YOUR OBJECTIVE> Every line that includes the word "this" is to be listed.

Dataset excerpts
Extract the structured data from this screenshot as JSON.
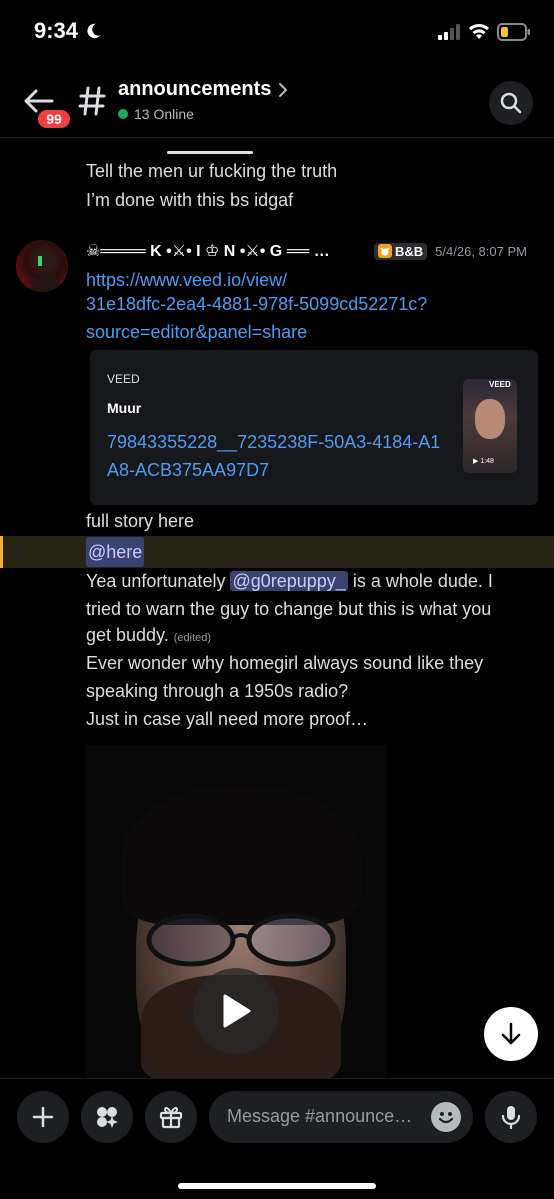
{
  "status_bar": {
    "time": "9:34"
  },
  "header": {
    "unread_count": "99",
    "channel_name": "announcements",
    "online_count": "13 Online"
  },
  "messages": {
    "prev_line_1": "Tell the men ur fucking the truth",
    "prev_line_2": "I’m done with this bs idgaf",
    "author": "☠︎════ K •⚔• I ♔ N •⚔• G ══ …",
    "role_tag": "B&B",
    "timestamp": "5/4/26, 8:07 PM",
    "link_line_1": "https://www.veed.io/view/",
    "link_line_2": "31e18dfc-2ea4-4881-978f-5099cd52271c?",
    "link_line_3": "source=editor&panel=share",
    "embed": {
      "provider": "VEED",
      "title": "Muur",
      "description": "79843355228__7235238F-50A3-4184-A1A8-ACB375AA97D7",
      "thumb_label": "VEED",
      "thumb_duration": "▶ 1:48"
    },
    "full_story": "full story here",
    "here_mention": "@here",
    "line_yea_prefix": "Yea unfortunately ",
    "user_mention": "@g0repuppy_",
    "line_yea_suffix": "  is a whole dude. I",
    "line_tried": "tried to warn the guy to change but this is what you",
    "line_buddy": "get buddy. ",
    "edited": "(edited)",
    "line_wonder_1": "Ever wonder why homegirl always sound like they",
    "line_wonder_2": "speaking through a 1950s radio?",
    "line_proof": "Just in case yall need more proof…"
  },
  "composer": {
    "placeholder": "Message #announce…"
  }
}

==

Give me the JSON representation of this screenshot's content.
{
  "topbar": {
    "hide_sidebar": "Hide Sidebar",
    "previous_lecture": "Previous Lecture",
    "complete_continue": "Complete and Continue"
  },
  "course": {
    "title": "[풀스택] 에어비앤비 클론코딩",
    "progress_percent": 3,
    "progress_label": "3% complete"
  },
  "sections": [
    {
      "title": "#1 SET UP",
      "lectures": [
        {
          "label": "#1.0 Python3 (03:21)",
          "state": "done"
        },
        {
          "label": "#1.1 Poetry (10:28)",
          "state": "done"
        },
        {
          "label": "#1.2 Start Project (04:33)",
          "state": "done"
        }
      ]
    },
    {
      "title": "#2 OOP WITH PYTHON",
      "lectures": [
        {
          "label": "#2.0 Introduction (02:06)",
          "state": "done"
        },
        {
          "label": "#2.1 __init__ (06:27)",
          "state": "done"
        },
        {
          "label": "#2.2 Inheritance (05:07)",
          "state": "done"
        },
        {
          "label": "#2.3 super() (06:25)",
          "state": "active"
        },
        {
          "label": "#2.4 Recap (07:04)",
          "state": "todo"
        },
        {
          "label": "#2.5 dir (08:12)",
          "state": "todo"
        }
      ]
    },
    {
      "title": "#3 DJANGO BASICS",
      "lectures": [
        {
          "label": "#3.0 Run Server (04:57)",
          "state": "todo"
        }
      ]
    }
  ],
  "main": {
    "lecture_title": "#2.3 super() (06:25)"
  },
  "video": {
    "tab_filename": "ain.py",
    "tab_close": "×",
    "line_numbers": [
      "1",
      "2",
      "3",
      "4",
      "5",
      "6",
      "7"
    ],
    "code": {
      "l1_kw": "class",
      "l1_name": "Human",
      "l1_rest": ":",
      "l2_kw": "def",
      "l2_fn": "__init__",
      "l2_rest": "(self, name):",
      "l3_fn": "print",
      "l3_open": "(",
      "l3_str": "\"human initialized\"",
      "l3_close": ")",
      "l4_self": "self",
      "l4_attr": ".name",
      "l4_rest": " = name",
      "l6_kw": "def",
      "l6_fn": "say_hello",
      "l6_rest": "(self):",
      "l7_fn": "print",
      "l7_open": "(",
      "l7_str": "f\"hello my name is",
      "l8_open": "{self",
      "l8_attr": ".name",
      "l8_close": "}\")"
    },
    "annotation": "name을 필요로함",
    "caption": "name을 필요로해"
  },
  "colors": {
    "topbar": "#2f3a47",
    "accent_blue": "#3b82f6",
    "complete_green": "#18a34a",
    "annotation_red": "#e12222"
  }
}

OUTPUT OF THE EXERCISE>
Extract the structured data from this screenshot as JSON.
    "prev_line_2": "I’m done with this bs idgaf",
    "line_tried": "tried to warn the guy to change but this is what you",
Give me the JSON representation of this screenshot's content.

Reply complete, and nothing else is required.